▸ **Excerto do texto**

************

1.11.04

mestre Samuel


...e a cumplicidade do mar sempre presente nas nossas brincadeiras infantis. Mesmo defronte da casa, a "baía", recanto da praia entre rochedos, era o ponto de partida para tantas viagens imaginadas nos barquinhos coloridos que lançávamos à babugem das ondas.
Mas havia o Argus. Branco, enlaçado por vivo pintado a negro, nome orgulhosamente desenhado, saltava na cresta das vagas pela mão segura de Mestre Samuel, rosto tisnado pelo sol tantas as horas embaladas no mar e corpo curvado no jeito de lançar as "mourejonas" e de "safar" as linhas e os anzóis dos "açafates".

************

▸ **Dados fornecidos**
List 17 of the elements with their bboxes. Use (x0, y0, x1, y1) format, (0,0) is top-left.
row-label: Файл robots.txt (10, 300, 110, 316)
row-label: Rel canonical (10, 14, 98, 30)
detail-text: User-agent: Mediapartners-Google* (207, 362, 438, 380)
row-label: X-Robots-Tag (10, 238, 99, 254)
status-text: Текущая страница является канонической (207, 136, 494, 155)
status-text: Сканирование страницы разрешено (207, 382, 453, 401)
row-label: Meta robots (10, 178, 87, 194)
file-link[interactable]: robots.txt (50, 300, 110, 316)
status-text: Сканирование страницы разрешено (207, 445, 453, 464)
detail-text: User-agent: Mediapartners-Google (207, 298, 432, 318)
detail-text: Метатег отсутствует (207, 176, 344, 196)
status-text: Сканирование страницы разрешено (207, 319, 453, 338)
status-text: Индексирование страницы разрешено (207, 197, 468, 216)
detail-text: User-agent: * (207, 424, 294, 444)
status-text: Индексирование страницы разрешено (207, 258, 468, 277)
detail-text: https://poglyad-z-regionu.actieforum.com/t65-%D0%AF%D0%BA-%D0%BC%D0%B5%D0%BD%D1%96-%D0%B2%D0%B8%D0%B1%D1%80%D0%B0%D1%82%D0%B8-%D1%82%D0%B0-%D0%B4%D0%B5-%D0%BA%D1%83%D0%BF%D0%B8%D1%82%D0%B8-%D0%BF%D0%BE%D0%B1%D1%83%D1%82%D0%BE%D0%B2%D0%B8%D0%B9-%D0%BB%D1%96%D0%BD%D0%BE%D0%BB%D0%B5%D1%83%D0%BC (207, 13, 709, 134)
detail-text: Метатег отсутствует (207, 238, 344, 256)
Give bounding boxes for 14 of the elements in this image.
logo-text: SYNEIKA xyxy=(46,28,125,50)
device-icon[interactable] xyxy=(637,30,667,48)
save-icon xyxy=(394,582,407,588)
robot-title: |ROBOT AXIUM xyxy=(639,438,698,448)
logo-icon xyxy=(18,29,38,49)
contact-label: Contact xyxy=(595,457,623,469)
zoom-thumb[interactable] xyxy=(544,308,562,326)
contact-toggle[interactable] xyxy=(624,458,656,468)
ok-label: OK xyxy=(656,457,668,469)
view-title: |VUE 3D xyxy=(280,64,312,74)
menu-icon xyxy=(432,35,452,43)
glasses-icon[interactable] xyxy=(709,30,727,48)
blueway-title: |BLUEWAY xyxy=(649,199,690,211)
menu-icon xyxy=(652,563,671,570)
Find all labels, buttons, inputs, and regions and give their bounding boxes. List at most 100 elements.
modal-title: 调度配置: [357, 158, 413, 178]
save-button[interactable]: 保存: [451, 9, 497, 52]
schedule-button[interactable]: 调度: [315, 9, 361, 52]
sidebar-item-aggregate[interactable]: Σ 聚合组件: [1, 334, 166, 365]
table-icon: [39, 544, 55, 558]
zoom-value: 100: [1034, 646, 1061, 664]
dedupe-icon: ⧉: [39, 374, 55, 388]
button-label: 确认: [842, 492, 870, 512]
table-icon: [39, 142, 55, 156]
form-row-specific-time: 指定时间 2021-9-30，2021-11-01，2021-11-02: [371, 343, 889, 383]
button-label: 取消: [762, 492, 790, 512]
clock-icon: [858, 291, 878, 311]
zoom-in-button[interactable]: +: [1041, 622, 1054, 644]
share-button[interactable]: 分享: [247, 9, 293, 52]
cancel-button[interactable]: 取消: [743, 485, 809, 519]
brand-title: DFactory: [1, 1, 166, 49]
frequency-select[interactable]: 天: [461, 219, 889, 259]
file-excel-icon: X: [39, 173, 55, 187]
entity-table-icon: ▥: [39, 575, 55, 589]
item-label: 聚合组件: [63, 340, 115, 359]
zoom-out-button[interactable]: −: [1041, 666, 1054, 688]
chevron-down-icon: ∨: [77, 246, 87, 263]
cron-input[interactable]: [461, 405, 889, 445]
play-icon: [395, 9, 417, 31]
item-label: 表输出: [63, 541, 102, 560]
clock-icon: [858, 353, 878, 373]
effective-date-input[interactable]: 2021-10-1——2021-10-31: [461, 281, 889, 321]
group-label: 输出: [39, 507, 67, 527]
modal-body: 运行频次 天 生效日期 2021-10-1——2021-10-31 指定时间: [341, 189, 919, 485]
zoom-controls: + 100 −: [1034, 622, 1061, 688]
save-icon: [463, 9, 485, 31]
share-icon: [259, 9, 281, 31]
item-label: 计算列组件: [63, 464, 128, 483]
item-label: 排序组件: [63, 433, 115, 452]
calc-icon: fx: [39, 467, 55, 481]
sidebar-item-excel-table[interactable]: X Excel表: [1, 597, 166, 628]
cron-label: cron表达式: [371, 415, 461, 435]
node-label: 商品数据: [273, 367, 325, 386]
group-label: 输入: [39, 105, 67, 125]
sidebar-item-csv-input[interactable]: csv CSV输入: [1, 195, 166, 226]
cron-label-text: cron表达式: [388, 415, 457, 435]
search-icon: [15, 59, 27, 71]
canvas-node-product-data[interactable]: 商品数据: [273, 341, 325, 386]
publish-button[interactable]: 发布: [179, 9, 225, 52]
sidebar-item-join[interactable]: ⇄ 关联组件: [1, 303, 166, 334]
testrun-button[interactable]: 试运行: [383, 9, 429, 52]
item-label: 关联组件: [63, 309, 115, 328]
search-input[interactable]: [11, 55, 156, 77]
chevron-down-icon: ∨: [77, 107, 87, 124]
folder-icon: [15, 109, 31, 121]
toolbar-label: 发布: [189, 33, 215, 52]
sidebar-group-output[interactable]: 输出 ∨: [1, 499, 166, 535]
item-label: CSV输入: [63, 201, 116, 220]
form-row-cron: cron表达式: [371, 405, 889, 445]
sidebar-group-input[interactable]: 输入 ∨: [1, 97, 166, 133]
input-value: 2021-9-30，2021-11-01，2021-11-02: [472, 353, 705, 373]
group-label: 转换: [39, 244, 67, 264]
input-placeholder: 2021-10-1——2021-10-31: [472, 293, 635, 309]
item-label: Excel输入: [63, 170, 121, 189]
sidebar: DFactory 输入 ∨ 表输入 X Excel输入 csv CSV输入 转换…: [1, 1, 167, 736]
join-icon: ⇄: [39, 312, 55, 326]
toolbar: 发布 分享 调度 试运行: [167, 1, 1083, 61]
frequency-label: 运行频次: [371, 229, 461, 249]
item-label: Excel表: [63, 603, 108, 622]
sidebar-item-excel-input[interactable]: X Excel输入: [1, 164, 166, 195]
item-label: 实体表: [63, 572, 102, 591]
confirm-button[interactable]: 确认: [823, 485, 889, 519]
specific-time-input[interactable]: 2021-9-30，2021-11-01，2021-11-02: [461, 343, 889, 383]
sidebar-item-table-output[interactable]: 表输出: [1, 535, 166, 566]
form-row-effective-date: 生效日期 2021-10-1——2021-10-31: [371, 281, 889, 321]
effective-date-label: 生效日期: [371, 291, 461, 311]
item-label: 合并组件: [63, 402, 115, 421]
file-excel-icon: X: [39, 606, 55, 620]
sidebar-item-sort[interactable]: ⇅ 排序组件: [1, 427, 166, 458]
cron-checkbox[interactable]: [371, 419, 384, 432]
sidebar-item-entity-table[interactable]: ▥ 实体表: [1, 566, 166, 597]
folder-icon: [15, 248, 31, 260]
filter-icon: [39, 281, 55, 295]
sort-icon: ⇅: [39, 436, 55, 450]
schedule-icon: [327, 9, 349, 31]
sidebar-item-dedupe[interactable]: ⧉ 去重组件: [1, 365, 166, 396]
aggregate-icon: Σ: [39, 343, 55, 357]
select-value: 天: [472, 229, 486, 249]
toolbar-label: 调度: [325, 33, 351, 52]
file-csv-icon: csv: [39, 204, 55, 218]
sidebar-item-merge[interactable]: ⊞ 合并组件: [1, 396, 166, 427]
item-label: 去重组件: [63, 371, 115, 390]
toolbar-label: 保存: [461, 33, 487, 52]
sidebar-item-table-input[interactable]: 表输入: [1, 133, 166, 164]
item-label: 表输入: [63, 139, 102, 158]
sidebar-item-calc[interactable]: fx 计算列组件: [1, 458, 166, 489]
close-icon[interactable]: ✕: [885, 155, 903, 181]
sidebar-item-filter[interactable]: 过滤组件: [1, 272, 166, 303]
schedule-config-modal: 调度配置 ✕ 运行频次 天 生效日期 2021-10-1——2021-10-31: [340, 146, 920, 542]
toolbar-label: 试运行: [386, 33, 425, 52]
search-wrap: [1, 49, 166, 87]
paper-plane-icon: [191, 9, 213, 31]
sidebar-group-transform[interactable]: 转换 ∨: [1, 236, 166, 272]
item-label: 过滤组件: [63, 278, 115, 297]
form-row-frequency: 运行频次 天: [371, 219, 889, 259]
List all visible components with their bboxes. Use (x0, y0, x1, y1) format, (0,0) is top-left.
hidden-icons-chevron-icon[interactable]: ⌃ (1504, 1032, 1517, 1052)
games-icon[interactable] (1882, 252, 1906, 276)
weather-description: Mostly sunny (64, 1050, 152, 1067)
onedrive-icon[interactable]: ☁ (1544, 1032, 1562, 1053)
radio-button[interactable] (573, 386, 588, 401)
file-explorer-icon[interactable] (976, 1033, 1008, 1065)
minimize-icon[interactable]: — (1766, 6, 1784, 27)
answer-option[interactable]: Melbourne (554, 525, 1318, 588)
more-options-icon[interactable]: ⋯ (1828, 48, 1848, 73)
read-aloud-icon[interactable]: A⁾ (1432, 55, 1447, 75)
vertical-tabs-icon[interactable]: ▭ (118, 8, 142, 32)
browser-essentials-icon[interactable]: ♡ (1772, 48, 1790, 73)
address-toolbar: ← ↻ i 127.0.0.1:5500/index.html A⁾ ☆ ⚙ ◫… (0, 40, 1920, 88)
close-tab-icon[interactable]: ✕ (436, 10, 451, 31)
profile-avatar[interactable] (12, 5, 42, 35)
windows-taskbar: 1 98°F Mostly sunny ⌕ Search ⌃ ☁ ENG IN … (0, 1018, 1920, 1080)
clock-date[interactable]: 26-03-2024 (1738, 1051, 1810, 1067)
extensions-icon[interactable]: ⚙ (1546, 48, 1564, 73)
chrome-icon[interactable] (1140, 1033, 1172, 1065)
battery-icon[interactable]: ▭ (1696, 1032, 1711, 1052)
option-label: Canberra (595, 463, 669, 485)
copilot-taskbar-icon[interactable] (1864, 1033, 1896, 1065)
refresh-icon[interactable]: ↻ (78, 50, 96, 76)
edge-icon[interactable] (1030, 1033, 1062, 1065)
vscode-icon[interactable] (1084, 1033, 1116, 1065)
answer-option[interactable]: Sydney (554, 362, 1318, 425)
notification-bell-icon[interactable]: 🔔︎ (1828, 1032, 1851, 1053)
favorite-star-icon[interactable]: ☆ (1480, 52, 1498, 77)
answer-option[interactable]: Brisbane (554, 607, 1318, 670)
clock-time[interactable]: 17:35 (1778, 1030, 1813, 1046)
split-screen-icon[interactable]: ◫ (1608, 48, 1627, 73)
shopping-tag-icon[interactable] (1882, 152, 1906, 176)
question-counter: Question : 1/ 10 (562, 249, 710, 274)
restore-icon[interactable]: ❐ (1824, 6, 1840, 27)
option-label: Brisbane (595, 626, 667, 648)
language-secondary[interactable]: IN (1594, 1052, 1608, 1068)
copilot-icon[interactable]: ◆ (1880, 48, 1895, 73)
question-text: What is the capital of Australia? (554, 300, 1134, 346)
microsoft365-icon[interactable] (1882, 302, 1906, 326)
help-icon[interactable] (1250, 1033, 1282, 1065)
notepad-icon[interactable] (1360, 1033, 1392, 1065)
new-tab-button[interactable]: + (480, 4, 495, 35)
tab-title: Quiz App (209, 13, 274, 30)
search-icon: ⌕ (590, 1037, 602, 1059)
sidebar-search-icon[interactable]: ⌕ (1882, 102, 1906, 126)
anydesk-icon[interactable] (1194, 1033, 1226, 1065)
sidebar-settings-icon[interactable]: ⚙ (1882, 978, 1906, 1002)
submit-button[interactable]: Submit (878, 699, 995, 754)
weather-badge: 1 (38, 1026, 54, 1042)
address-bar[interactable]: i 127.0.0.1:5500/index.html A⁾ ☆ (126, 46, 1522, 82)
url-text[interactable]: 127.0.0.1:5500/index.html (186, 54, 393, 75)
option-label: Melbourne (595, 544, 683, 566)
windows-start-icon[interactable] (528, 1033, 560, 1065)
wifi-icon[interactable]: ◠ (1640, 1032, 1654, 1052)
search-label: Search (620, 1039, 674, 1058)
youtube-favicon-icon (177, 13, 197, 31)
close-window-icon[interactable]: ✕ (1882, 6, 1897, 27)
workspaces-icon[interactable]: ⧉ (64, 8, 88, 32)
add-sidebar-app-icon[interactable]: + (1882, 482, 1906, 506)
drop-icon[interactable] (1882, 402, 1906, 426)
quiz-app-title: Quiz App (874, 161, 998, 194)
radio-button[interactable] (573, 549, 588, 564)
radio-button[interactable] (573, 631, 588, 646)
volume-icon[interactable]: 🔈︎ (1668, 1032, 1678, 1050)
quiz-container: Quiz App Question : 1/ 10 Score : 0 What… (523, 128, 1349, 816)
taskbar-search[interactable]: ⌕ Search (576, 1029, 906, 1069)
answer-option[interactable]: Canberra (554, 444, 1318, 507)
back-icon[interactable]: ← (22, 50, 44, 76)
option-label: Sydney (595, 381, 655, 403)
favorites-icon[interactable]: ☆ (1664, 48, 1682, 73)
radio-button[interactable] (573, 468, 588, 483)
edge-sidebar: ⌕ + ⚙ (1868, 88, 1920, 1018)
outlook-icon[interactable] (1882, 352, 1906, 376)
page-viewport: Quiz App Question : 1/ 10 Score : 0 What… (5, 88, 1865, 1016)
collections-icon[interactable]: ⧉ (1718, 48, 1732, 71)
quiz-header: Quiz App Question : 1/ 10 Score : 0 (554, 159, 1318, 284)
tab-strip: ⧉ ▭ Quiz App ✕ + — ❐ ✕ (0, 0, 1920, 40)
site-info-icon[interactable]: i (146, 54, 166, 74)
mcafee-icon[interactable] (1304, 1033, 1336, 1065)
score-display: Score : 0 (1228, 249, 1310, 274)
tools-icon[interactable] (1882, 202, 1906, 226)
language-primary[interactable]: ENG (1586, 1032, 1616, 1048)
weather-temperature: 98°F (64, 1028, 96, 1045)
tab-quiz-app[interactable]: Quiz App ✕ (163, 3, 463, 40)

************

▸ **Objetivo**
Responda às perguntas abaixo com base no excerto sobre Mestre Samuel.
(a) O que era a "baía" e onde ficava?
(b) De que cores era o Argus?
(c) Pela mão de quem saltava o Argus na cresta das vagas?

▸ **Resposta final**
(a) Era um recanto da praia entre rochedos, mesmo defronte da casa.
(b) Era branco, enlaçado por um vivo pintado a negro.
(c) Pela mão de Mestre Samuel.